**Task to complete:**
Copy the lines holding the word "虚仪科技", all of them.
#####
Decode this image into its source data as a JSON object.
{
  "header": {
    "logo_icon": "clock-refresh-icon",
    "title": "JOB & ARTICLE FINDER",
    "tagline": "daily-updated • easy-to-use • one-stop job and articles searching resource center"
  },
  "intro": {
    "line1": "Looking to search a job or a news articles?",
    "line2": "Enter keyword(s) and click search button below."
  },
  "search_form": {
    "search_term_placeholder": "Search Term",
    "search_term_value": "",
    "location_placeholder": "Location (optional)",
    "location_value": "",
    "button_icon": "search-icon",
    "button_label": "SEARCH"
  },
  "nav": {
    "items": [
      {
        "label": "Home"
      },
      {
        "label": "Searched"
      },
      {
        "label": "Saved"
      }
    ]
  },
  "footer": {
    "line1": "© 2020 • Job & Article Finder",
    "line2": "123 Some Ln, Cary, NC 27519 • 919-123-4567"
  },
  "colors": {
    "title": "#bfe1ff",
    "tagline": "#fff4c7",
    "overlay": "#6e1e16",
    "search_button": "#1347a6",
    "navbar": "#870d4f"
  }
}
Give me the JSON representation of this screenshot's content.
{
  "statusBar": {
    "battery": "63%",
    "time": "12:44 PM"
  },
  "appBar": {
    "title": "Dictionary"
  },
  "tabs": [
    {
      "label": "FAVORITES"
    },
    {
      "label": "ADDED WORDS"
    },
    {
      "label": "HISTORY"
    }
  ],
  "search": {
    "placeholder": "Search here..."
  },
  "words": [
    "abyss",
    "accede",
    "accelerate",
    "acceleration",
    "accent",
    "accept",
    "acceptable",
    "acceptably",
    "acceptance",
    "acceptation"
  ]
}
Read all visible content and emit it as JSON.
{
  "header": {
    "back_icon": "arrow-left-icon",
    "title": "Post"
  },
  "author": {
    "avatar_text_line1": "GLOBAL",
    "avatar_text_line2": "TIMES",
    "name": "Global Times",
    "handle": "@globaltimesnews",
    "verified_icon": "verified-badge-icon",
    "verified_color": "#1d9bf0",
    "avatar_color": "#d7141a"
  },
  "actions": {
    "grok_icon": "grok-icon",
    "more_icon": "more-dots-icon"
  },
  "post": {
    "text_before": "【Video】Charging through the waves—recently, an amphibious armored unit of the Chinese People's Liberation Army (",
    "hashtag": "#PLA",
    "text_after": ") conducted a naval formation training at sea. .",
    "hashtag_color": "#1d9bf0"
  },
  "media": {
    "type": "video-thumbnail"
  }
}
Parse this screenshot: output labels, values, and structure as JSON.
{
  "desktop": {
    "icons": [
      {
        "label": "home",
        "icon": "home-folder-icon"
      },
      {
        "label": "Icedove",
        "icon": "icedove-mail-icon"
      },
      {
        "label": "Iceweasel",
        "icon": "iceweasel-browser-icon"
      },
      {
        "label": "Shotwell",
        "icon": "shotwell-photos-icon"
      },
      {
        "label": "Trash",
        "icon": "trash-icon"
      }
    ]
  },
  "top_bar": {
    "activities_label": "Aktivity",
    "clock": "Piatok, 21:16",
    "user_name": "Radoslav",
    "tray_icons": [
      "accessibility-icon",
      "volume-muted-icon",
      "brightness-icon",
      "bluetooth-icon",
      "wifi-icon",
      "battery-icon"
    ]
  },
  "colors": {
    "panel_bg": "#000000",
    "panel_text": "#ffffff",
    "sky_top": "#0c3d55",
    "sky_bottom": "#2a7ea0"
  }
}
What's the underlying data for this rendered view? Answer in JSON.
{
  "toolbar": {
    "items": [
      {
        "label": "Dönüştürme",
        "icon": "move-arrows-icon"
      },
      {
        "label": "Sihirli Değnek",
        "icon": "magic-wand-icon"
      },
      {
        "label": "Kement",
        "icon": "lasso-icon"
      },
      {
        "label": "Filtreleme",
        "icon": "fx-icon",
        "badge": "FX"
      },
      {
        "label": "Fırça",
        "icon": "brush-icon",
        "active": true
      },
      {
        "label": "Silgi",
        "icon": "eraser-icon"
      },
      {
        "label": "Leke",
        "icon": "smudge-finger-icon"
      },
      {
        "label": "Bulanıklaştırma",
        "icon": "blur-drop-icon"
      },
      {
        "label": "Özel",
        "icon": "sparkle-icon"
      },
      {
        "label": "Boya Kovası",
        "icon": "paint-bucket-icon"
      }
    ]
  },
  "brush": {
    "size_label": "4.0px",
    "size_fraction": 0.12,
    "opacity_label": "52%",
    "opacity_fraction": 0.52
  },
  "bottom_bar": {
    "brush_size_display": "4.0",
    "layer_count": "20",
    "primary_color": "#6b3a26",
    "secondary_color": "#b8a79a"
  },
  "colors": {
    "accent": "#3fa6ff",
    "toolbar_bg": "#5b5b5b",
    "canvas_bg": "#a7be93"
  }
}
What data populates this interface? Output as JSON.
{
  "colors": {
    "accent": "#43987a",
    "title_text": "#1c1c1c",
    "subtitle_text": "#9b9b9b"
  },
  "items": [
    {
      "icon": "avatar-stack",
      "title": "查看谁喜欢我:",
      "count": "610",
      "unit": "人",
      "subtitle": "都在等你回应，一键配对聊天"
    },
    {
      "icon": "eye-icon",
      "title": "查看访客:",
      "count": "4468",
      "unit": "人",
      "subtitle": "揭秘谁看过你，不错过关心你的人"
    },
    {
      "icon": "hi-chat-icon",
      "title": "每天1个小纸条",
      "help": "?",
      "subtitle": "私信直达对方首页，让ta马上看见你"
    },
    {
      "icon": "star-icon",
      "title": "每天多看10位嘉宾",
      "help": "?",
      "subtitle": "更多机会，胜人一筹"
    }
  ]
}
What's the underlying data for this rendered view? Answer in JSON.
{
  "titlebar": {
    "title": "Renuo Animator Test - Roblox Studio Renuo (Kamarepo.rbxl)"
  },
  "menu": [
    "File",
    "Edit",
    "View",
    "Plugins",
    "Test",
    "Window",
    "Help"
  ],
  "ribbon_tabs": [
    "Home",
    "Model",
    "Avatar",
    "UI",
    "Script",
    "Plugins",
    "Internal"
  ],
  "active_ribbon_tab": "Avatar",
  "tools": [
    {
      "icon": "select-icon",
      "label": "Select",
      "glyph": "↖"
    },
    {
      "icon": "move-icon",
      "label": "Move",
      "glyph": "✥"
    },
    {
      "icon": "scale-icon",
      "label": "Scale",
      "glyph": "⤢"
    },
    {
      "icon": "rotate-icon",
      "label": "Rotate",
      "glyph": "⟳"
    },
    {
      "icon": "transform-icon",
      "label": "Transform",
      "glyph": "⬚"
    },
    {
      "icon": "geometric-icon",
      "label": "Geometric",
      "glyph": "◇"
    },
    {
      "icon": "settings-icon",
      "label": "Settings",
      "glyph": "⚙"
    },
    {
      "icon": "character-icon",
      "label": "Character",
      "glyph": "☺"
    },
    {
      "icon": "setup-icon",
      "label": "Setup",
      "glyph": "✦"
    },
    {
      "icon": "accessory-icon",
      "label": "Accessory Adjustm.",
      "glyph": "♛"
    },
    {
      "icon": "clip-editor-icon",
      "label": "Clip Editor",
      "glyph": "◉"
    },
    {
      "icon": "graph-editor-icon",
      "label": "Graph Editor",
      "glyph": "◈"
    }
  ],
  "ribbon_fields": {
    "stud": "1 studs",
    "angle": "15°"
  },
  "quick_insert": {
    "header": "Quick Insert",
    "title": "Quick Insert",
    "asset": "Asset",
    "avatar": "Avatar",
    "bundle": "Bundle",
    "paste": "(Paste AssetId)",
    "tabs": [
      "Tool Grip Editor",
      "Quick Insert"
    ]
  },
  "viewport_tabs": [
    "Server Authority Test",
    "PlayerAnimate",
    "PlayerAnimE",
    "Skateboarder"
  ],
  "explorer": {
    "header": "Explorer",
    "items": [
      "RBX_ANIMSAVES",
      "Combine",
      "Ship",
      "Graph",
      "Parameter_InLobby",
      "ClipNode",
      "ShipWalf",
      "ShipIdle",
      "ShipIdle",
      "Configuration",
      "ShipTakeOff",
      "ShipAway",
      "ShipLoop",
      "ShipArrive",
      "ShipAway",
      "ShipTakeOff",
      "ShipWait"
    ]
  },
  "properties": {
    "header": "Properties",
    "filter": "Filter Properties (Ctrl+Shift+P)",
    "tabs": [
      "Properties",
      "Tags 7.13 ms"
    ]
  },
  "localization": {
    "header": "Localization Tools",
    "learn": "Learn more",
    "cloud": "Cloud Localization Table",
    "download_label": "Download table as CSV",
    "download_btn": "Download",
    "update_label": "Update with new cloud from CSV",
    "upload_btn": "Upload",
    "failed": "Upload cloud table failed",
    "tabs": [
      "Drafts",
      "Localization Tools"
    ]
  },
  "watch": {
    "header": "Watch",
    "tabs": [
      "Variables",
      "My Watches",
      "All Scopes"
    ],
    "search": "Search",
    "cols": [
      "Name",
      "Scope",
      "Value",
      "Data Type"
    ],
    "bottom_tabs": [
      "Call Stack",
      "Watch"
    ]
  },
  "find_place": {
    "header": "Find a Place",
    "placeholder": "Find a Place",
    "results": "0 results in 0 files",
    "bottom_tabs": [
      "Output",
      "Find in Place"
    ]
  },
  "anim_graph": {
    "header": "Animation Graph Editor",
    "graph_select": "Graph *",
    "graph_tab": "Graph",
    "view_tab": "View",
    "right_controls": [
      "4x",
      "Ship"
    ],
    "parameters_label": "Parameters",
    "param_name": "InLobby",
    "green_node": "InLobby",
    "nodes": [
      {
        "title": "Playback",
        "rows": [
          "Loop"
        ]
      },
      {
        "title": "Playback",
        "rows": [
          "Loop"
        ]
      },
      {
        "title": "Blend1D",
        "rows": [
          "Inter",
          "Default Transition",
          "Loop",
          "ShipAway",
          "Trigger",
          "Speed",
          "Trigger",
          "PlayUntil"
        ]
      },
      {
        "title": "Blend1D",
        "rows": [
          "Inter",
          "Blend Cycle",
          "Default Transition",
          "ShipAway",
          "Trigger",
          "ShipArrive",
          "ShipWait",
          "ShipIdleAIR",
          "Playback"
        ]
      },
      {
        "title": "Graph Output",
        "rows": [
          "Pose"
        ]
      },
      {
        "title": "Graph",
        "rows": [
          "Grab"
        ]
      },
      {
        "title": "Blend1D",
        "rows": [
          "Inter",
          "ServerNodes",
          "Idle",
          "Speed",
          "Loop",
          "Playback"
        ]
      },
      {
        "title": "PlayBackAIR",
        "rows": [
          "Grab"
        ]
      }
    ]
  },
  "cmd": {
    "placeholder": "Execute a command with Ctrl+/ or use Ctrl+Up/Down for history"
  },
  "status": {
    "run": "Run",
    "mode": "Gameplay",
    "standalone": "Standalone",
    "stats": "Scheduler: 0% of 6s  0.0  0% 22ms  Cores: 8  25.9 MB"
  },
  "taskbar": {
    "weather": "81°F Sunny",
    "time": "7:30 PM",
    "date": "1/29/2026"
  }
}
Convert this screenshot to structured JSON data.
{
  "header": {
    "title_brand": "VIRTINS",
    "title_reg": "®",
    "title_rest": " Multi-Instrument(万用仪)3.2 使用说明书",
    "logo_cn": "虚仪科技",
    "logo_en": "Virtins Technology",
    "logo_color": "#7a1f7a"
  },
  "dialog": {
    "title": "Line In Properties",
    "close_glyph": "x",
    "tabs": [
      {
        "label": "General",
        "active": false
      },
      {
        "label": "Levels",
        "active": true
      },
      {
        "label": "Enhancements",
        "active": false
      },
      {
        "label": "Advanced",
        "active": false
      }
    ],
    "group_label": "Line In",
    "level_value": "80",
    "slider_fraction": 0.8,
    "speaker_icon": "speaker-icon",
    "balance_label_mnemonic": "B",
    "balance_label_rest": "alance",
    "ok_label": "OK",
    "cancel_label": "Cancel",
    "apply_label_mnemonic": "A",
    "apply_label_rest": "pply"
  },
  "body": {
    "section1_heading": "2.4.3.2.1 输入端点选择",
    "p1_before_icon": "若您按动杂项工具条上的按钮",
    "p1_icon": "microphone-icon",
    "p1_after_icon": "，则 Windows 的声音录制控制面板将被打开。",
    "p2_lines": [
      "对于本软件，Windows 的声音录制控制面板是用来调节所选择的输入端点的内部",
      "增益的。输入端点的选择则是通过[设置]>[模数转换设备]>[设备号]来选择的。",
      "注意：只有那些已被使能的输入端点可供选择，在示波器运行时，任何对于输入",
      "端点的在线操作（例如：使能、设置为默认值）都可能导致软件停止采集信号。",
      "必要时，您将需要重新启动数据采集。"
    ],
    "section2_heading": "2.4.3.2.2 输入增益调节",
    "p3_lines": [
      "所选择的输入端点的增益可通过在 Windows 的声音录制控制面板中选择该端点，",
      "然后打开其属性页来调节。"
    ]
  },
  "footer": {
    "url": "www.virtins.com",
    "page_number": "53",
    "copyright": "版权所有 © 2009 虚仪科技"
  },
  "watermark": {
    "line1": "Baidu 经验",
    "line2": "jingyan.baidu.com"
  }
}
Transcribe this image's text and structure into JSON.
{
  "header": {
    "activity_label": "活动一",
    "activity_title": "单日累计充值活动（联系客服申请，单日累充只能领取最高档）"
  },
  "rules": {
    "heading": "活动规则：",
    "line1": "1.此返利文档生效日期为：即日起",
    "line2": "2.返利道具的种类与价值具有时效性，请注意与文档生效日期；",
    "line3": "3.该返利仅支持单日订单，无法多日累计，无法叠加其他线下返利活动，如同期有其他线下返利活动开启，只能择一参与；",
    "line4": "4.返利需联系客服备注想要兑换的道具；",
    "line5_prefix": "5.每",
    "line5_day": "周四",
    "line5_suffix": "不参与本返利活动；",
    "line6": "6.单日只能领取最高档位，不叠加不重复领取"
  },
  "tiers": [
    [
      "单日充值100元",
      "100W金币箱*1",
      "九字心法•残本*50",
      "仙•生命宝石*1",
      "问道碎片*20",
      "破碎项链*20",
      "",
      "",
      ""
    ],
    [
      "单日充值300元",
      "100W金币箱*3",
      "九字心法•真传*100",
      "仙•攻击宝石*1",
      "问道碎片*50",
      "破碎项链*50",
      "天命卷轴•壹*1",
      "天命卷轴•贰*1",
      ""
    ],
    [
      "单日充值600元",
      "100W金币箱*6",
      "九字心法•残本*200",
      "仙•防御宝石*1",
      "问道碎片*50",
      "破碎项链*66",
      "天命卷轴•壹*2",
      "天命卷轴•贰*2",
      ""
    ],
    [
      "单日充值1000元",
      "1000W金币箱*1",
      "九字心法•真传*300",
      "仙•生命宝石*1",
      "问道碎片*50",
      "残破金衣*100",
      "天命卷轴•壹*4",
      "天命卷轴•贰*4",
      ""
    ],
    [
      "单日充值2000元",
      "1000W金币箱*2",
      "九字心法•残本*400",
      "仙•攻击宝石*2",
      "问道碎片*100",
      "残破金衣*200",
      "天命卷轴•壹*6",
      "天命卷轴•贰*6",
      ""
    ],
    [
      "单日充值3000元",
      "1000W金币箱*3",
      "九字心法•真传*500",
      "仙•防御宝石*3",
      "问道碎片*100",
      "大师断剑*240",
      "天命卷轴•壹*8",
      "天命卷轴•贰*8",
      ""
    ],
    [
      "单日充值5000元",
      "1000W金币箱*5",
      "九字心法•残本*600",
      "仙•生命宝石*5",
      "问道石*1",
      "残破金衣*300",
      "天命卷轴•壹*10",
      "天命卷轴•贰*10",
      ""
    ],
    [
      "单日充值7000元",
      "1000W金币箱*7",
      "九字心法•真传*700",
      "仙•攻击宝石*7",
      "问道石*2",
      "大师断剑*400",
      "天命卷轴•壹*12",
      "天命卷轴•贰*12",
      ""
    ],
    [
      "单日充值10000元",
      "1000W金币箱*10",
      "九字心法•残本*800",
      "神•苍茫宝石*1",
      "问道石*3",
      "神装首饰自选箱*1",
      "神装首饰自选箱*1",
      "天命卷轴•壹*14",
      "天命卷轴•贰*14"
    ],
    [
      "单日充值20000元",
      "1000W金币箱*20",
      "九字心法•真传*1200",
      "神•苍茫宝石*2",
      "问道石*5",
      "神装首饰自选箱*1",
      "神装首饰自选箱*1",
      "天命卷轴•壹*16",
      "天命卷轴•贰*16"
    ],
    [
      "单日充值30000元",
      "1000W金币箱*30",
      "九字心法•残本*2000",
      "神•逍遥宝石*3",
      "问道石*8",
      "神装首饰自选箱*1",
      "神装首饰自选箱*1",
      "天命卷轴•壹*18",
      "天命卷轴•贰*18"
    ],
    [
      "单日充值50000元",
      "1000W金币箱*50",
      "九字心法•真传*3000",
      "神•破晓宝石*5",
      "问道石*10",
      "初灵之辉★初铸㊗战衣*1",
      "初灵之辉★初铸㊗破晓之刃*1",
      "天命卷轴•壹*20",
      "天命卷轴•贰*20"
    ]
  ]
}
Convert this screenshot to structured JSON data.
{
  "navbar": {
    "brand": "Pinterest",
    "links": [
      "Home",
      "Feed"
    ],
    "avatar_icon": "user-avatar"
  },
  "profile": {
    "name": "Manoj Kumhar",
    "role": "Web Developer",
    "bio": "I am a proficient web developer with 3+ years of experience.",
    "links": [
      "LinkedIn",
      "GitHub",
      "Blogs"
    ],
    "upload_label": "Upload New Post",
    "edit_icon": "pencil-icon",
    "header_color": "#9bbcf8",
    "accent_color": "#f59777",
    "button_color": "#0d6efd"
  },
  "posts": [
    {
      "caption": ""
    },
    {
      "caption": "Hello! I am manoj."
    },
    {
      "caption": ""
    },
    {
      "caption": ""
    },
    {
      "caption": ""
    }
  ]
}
#####
**Task solution:**
    "logo_cn": "虚仪科技",
    "copyright": "版权所有 © 2009 虚仪科技"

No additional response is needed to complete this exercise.